4.Giovanni Meterangelis: Ma cosa vuoi da me? Riflessioni sulla soggettività dell’analista
Meterangelis presenta un caso clinico in cui la mancata risoluzione dell’enactment conduce ad una lunga fase di impasse e all’interruzione dell’analisi da parte del paziente. Nella relazione analitica per muoversi all’interno di un’ottica intersoggettiva è necessario considerare sia gli affetti dell’analista, sia gli affetti del paziente come utile materiale clinico. L’analista può essere così coinvolto da propri affetti talmente intollerabili, dissociati e depositati in una parte del suo inconscio, da impedire la costruzione di una area di fusionalità e di uno spazio mentale comune.
All’interno della configurazione transfert-controtransfert l’enactment abbatte, temporaneamente, la barriera, molto permeabile, che separa il professionale dal personale, rendendo la relazione non più negoziabile, e facendo sperimentare quei sentimenti di impotenza caratteristica dell’impasse ad entrambi i contendenti. La teoria intersoggettiva, considera questo tipo di impasse, come complementarietà fra i due partecipanti alla relazione, in quanto emergono nella relazione aspetti dissociati depositati in un inconscio non rimosso che si manifestano in un enactment reciproco. Questo mancato riconoscimento di aspetti dissociati della nostra esperienza, rendono difficile il riconoscimento della nostra partecipazione agli enactment reciproci e alla conseguente loro interpretazione, contribuendo, così, alla costituzione di collusioni che nella loro rigidità non sono più negoziabili. Viene meno, in queste situazioni, la capacità da parte dell’analista di stare, allo stesso tempo, dentro l’esperienza con il paziente e fuori da essa, riconoscendone non solo l’intensità, ma anche la possibilità di rifletterci sopra per trovare soluzioni. In conclusione l’impasse in un’ottica intersoggettiva dipende da una mutua incapacità di analista e paziente a mentalizzare.

5. Paolo Boccara: L’uomo della cantina. Riflessioni sulla relazione di Giovanni Meterangelis.
A partire dalla proiezione di una clip tratta dal film, dal titolo originale, L’uomo della cantina, per introdurre la relazione, Paolo Boccara propone una suggestiva riflessione su cosa realmente succede all’analista nella propria stanza di analisi, e su come riuscire ad utilizzare coerentemente e in modo trasformativo le esperienze affettive nelle diverse relazioni analitiche. Boccara afferma che essere analisti appassionati può voler dire anche sentirsi particolarmente vitali, accorgersi di sentirsi in sintonia con sé stessi e con l’altro e che questo a volte avviene attraversando fasi di disagio e sofferenza, come Meterangelis ha dolorosamente sperimentato interrogandosi su come gli affetti di due presunte soggettività si possano relazionare tra loro.
============================================================
Consegna:
Riprenda il testo sulla soggettività dell'analista dal punto in cui si interrompe e ne scriva il seguito. L'elenco non ha alcun rapporto con il testo sulla soggettività dell'analista.
============================================================
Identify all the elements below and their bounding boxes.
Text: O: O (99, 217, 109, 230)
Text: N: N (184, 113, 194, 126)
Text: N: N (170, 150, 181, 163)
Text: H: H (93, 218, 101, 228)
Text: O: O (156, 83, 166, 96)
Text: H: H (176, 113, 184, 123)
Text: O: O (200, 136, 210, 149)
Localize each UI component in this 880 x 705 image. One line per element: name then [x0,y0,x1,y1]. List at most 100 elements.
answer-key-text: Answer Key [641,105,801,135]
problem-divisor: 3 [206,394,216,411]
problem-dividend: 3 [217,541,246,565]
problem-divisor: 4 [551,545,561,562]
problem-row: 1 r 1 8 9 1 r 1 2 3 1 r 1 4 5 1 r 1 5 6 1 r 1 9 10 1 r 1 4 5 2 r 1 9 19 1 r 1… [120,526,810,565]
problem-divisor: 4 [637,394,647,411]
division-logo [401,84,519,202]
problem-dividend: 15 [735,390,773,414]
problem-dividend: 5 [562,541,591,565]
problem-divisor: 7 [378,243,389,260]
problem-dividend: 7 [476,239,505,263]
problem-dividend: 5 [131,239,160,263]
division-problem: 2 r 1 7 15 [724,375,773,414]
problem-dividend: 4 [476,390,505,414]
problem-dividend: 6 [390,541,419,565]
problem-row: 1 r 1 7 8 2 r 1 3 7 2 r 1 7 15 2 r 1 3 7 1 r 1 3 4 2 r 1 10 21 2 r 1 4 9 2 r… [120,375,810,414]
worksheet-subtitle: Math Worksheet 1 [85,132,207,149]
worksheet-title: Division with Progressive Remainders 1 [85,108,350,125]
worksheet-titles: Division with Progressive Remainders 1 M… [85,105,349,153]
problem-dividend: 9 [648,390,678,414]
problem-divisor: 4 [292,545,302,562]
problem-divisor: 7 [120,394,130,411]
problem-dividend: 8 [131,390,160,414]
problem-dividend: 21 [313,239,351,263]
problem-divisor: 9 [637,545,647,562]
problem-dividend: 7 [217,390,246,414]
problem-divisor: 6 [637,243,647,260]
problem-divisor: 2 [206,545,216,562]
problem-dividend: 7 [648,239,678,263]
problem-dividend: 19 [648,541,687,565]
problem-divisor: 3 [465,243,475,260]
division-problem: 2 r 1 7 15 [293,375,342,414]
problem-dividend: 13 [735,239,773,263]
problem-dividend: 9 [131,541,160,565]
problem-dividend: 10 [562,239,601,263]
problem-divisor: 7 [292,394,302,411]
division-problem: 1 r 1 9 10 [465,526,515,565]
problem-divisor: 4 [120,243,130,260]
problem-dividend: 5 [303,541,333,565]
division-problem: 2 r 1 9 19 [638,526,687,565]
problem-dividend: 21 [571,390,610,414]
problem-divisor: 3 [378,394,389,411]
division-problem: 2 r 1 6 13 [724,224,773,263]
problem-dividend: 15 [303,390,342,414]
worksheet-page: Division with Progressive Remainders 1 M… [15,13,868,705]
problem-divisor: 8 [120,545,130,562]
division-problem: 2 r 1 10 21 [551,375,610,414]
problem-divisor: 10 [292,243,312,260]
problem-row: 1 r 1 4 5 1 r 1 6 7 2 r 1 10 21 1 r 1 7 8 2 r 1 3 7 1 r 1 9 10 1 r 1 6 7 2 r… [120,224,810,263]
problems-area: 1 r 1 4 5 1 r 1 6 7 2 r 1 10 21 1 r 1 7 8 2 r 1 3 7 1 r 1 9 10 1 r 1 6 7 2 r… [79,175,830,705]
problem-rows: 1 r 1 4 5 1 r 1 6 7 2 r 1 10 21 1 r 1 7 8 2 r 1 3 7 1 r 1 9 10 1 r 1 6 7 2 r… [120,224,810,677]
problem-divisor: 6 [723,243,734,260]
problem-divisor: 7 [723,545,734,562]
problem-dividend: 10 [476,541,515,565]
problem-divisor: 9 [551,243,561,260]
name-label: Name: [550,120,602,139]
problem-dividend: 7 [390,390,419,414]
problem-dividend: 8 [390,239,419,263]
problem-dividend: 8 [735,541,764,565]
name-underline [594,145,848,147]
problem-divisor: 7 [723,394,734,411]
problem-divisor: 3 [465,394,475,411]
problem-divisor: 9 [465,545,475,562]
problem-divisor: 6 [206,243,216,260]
============================================================
Svolgimento:
L’obiettivo dell’analista non è allora esclusivamente comprendere e interpretare le relazioni oggettuali interne patologiche in cui il paziente è intrappolato e di conseguenza anche l’analista. L’obiettivo del processo analitico sarebbe quello di trovare il modo di vivere o rivivere in seduta la capacità di oscillare tra livelli evolutivi e organizzativi delle diverse esperienze vissute. Facilitare, dunque, gli sforzi del paziente di diventare più pienamente sé stesso, Essere appassionati può significare non eludere le realtà psichiche inconsce del momento, diventando anche una cosa sola con esse, mettendole successivamente, se sarà necessario, in relazione tra loro, anche in un modo simbolicamente comprensibile. La relativa tenuta dell’analista, in questo senso, non avrebbe a che fare col contenuto dell’esperienza, ma con una facilità relativamente maggiore di spostamenti e convergenze in seduta tra questi diversi livelli di esperienza inconscia propria e del paziente.

6. Interventi dal pubblico.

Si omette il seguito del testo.